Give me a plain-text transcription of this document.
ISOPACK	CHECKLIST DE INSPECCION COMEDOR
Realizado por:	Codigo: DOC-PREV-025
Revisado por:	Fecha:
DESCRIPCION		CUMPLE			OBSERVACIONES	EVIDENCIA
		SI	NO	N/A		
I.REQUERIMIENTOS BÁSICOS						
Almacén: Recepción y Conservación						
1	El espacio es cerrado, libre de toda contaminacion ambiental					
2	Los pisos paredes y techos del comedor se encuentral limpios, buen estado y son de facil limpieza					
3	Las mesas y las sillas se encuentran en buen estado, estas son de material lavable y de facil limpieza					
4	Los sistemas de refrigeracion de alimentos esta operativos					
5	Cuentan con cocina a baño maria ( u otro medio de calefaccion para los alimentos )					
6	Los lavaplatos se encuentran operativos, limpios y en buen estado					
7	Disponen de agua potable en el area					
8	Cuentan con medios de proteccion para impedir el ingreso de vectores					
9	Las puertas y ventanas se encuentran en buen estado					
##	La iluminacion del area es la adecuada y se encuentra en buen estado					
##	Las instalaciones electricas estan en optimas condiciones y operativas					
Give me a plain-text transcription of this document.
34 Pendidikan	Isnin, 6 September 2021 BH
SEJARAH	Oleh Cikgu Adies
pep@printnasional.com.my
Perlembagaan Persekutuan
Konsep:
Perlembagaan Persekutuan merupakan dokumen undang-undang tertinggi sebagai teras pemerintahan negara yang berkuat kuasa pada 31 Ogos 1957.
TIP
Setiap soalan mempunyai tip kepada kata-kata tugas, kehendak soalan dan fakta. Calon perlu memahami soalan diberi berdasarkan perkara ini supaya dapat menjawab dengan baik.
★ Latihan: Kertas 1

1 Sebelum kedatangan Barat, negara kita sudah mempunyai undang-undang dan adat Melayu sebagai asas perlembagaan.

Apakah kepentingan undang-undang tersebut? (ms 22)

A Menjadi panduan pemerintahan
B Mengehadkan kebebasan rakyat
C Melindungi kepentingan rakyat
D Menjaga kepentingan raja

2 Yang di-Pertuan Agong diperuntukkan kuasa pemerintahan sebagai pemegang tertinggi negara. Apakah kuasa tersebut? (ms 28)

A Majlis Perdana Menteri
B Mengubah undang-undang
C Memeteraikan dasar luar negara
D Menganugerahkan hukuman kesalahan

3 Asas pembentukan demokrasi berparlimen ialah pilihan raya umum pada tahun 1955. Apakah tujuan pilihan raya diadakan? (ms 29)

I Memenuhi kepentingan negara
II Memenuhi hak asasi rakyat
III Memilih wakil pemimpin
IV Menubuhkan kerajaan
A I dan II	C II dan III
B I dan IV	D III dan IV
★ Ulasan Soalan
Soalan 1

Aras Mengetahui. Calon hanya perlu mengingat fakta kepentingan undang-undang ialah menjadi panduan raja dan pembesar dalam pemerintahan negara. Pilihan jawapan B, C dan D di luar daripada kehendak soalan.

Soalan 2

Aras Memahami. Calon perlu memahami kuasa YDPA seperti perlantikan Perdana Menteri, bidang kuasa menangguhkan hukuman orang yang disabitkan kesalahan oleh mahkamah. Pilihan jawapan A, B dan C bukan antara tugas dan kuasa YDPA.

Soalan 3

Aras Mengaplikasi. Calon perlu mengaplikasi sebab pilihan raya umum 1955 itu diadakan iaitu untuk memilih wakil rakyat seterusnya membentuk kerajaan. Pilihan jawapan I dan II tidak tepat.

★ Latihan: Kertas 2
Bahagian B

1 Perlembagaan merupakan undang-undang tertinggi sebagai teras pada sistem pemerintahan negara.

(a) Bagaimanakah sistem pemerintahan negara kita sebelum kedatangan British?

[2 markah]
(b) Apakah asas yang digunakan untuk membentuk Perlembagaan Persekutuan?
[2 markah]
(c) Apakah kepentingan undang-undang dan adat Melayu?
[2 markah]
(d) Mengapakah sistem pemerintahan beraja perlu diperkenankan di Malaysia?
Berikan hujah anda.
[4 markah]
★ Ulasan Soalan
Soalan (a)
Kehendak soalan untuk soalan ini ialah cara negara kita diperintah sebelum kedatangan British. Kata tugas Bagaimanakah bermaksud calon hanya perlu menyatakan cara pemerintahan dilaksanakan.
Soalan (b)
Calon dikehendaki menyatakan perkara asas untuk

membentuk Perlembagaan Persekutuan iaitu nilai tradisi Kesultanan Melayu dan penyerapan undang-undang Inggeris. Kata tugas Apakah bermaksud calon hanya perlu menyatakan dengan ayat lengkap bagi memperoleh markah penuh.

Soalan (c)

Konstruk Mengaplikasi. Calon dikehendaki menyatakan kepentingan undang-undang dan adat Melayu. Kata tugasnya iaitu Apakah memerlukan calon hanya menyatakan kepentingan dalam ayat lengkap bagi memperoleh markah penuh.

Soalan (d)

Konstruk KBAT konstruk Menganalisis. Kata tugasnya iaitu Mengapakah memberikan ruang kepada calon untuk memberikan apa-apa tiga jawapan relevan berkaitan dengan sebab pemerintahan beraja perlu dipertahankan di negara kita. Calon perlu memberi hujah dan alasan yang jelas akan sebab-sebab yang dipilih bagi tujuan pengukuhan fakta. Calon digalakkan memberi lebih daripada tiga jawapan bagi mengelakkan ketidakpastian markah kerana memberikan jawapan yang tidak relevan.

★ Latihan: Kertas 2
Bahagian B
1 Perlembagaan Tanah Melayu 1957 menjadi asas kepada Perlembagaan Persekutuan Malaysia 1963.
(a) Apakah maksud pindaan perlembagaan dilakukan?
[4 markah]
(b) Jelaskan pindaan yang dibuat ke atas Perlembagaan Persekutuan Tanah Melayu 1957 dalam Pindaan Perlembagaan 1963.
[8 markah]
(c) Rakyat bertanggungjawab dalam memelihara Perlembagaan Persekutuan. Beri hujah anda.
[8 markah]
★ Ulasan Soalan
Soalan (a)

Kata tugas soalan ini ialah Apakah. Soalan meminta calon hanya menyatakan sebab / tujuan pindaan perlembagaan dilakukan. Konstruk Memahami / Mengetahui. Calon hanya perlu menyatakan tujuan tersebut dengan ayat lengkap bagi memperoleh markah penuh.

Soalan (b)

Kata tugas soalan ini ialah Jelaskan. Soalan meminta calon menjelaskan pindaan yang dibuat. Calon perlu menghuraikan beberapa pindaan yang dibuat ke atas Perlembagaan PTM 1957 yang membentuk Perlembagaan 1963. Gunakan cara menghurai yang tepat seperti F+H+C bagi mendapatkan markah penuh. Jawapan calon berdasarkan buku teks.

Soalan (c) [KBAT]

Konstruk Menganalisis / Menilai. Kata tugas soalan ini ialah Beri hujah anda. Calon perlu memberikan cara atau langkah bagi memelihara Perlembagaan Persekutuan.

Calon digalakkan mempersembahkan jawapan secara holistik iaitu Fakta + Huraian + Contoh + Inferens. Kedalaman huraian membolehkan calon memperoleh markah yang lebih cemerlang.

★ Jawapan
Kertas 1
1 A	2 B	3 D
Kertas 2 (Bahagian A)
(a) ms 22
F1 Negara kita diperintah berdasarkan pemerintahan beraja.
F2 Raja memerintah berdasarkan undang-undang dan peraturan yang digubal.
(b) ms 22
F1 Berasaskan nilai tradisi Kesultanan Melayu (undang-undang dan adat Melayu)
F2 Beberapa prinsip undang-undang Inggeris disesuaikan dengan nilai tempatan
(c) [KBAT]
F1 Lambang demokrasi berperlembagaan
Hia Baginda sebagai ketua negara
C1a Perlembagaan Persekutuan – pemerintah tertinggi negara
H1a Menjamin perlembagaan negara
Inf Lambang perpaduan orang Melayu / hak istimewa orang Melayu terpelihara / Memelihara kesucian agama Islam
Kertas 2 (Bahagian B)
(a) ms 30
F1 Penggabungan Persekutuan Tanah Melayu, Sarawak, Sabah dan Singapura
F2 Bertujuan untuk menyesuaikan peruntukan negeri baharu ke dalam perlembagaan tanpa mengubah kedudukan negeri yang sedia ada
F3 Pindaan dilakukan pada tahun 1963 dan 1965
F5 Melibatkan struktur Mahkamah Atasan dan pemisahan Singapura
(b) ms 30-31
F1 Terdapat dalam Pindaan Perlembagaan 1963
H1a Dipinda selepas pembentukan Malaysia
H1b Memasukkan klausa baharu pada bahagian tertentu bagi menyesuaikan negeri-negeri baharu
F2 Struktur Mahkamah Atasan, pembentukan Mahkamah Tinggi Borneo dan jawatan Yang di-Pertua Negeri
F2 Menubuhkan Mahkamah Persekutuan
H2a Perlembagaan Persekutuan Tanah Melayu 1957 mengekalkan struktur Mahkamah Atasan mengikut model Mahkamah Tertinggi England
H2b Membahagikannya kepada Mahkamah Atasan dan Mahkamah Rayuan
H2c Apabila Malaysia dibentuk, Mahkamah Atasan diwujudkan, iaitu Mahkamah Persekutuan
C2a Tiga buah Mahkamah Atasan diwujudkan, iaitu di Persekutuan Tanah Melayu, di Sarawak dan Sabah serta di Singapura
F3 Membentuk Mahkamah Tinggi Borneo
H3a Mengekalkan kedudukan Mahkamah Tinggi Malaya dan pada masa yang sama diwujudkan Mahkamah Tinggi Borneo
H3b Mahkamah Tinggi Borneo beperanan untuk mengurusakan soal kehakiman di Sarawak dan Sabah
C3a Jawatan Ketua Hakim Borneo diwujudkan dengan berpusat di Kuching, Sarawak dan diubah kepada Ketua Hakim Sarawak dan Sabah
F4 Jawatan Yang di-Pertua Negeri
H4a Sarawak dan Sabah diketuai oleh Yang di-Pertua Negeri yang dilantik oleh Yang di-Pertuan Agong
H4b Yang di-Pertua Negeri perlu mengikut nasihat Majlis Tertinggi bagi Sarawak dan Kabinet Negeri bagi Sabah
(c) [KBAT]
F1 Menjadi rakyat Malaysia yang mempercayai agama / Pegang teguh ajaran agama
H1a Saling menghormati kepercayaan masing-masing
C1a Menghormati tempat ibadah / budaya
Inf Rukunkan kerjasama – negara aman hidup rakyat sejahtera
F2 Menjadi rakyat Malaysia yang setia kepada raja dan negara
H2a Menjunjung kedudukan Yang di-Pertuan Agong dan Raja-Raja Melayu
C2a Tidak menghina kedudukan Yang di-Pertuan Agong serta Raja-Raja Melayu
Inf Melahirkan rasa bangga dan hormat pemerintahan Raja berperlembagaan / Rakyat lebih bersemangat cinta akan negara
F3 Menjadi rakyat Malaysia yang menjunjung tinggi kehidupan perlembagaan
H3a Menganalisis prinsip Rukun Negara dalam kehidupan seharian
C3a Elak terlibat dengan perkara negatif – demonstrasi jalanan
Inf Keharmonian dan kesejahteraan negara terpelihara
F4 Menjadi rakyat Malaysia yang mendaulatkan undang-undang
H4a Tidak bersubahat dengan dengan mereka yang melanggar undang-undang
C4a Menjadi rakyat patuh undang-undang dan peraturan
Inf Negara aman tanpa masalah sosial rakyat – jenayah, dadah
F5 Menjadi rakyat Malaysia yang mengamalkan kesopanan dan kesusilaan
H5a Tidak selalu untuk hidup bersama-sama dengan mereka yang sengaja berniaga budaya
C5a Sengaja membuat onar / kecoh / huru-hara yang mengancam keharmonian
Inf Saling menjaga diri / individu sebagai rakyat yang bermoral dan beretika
==*==
**Work to complete**
Show, from the material above, each line that includes the string "Mengetahui".

**Answer below**
Aras Mengetahui. Calon hanya perlu mengingat fakta kepentingan undang-undang ialah menjadi panduan raja dan pembesar dalam pemerintahan negara. Pilihan jawapan B, C dan D di luar daripada kehendak soalan.
Kata tugas soalan ini ialah Apakah. Soalan meminta calon hanya menyatakan sebab / tujuan pindaan perlembagaan dilakukan. Konstruk Memahami / Mengetahui. Calon hanya perlu menyatakan tujuan tersebut dengan ayat lengkap bagi memperoleh markah penuh.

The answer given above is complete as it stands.